<<<<

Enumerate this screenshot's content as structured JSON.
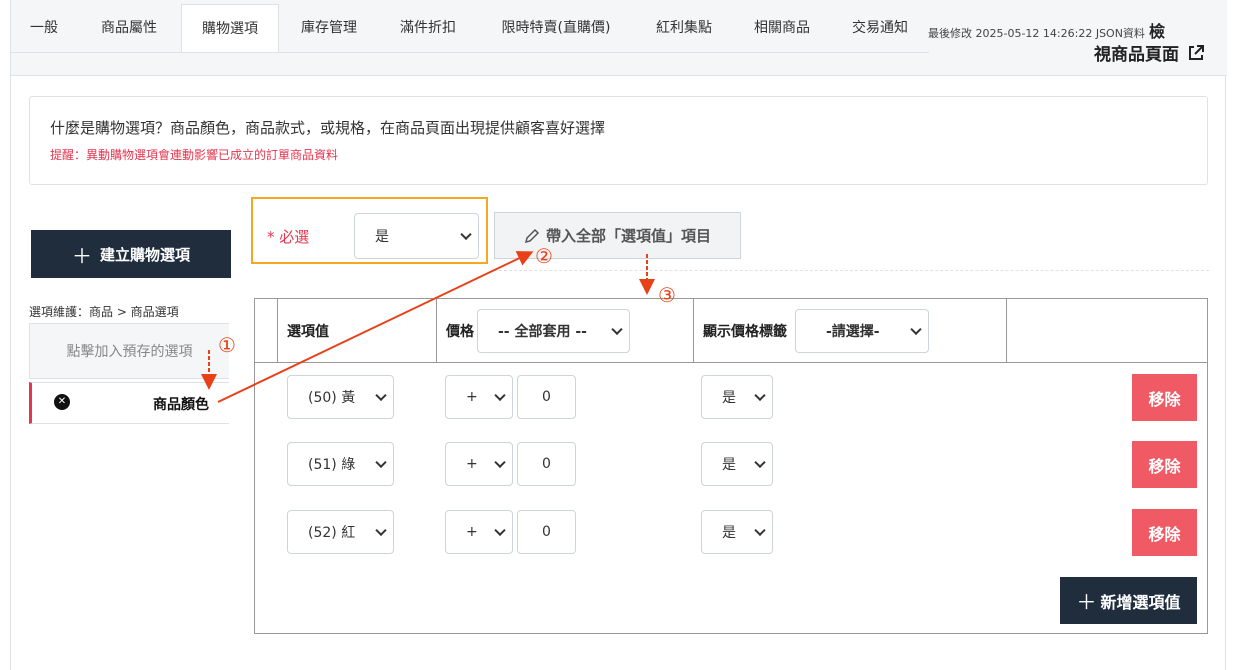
{
  "tabs": [
    "一般",
    "商品屬性",
    "購物選項",
    "庫存管理",
    "滿件折扣",
    "限時特賣(直購價)",
    "紅利集點",
    "相關商品",
    "交易通知"
  ],
  "active_tab": "購物選項",
  "meta": {
    "last_modified": "最後修改 2025-05-12 14:26:22 JSON資料",
    "view_prefix": "檢",
    "view_page": "視商品頁面"
  },
  "info": {
    "question": "什麼是購物選項？商品顏色，商品款式，或規格，在商品頁面出現提供顧客喜好選擇",
    "warning": "提醒：異動購物選項會連動影響已成立的訂單商品資料"
  },
  "left": {
    "create_button": "建立購物選項",
    "breadcrumb": "選項維護：商品 > 商品選項",
    "preset": "點擊加入預存的選項",
    "option_item": "商品顏色"
  },
  "required": {
    "label": "* 必選",
    "value": "是"
  },
  "import_button": "帶入全部「選項值」項目",
  "table": {
    "col_value": "選項值",
    "col_price": "價格",
    "price_all": "-- 全部套用 --",
    "col_tag": "顯示價格標籤",
    "tag_select": "-請選擇-",
    "rows": [
      {
        "value": "(50) 黃",
        "sign": "+",
        "price": "0",
        "tag": "是",
        "remove": "移除"
      },
      {
        "value": "(51) 綠",
        "sign": "+",
        "price": "0",
        "tag": "是",
        "remove": "移除"
      },
      {
        "value": "(52) 紅",
        "sign": "+",
        "price": "0",
        "tag": "是",
        "remove": "移除"
      }
    ],
    "add_button": "新增選項值"
  },
  "annotations": [
    "①",
    "②",
    "③"
  ],
  "colors": {
    "dark": "#1f2d3d",
    "danger": "#f05a64",
    "highlight": "#f5a623",
    "arrow": "#e84118"
  }
}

>>>>

Directions for this task:
Report how many lines in these entries contain "商品顏色". Answer with the number only.

Response to this exercise:
2